● SHORT TASK 1
Reproduce the EDEQUITY post verbatim, from "From: Catherine P." to "issues last week)".
● SHORT TASK 2
Write the next part of the EDEQUITY post, beginning right after its last sentence.

● QUOTED TEXT
━━━━

[EDEQUITY Male Dialogue] Applause

From: Catherine P. Dooley (LPCAINC@aol.com)
Date: Fri Dec 22 2000 - 12:12:54 EST

Bravo! Well stated. I'm with you all the way.

Thanks, Cate Dooley
(panelist for edequity dialogue regarding male issues last week)

Previous message from "Alexa Adamo" <psyamax@langate.gsu.edu> :
The statistic thrown in that men are 50% the victims of violence is a
highly disputed one put forth by Strauss and Gelles that does not take into
account context or victim injury. Countless empirical studies document that
intimate partner violence is primarily perpetrated by males against females
(See the National Crime Victimization Survey, 1997; National Survey of
Adolescents, Kilpatrick et al, 2000).

What needs to be drilled into boys' and girls' heads is that power is
distributed unequally in U.S and other societies. Male violence against
women has everything to do with that unequal power. All men do not have
equal amounts of power and all women are not oppressed in the same ways.

━━━━

● DATASET CONTENT
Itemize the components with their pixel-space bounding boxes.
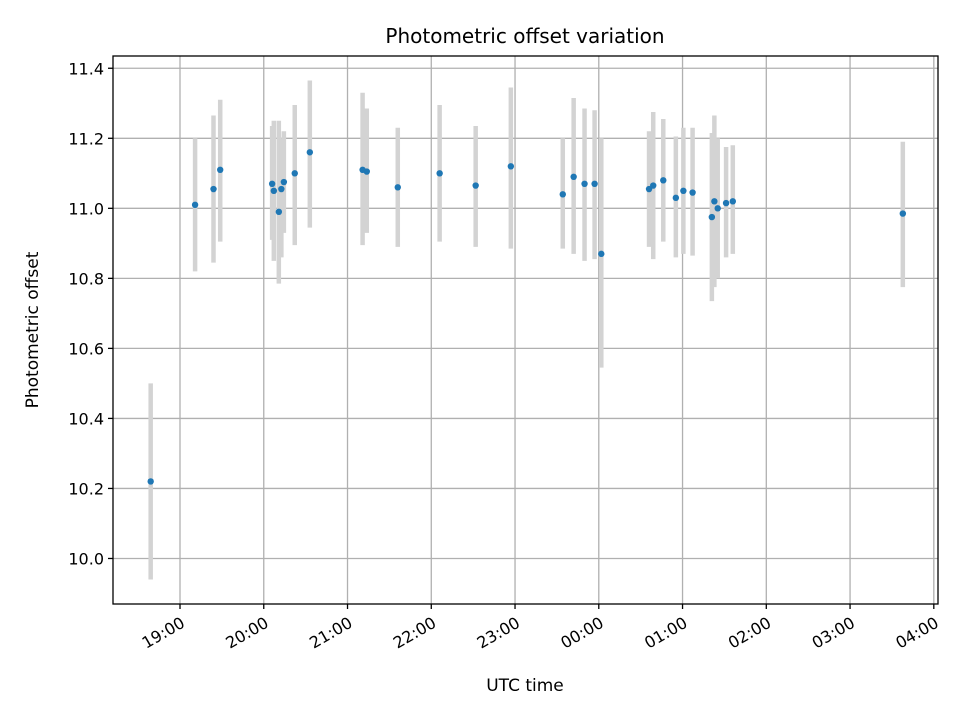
- data-points: [147, 149, 907, 485]
- data-point: [210, 185, 217, 193]
- y-axis-ticks: 10.0 10.2 10.4 10.6 10.8 11.0 11.2 11.4: [68, 59, 113, 568]
- data-point: [147, 478, 154, 485]
- data-point: [394, 184, 401, 191]
- data-point: [650, 182, 657, 189]
- data-point: [680, 187, 687, 195]
- data-point: [275, 208, 283, 216]
- data-point: [598, 250, 605, 258]
- data-point: [291, 170, 298, 177]
- data-point: [268, 180, 276, 188]
- y-tick-label: 10.8: [68, 269, 104, 288]
- y-axis-label: Photometric offset: [23, 251, 43, 408]
- y-tick-label: 11.4: [68, 59, 104, 78]
- data-point: [689, 189, 696, 196]
- x-axis-label: UTC time: [486, 676, 564, 696]
- data-point: [591, 180, 598, 188]
- data-point: [660, 177, 667, 184]
- data-point: [472, 182, 479, 189]
- data-point: [507, 163, 515, 170]
- data-point: [436, 170, 443, 177]
- plot-area-frame: [112, 55, 939, 605]
- data-point: [722, 199, 730, 207]
- data-point: [278, 185, 285, 193]
- chart-title: Photometric offset variation: [385, 24, 664, 48]
- data-point: [899, 210, 907, 217]
- grid: [113, 56, 938, 604]
- y-tick-label: 10.6: [68, 339, 104, 358]
- y-tick-label: 10.0: [68, 549, 104, 568]
- data-point: [559, 191, 566, 198]
- data-point: [711, 198, 718, 205]
- data-point: [280, 178, 288, 186]
- data-point: [270, 187, 278, 195]
- data-point: [672, 194, 680, 202]
- data-point: [191, 201, 199, 209]
- data-point: [306, 149, 314, 156]
- data-point: [570, 173, 577, 181]
- data-point: [581, 180, 588, 188]
- y-tick-label: 10.4: [68, 409, 104, 428]
- data-point: [217, 166, 224, 174]
- data-point: [645, 185, 653, 193]
- y-tick-label: 11.2: [68, 129, 104, 148]
- data-point: [714, 205, 721, 212]
- y-tick-label: 11.0: [68, 199, 104, 218]
- data-point: [729, 198, 736, 205]
- data-point: [708, 213, 716, 221]
- data-point: [363, 168, 370, 175]
- y-tick-label: 10.2: [68, 479, 104, 498]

━━━━

● EXERCISE RESULT 1
From: Catherine P. Dooley (LPCAINC@aol.com)
Date: Fri Dec 22 2000 - 12:12:54 EST

Bravo! Well stated. I'm with you all the way.

Thanks, Cate Dooley
(panelist for edequity dialogue regarding male issues last week)

● EXERCISE RESULT 2
Oppression is based gender,race, class, sexuality, economic status. What
needs to be drilled into children's heads is that we must respect each
other and find nonviolent ways to deal with problems.

In response to your question, "Is the solution to demonize masculinity and
change the boys themselves?" Masculinity and femininity are socially
constructed terms used to dichotomize ways of being, thinking and acting.
They each represent positive and negative qualities in both males and
females. As we all know, masculinity is associated with positive traits
such as courage, honor, independence and negative traits like anger,
violence, emotional unresponsiveness. Society values masculinity more than
femininity. Boys are taught to suppress the feminine (especially emotional
expressiveness). No one wants to "eliminate the masculine" or turn boys
into girls (what does that mean anyway?). The way towards peace and respect
is the value of all human qualities-- Respecting individual choices to
express oneself as s/he pleases. Be that a feminine boy, a masculine girl,
a masculine boy or a feminine girl. And perhaps one day we can move beyond
these limiting labels of masculine and feminine. !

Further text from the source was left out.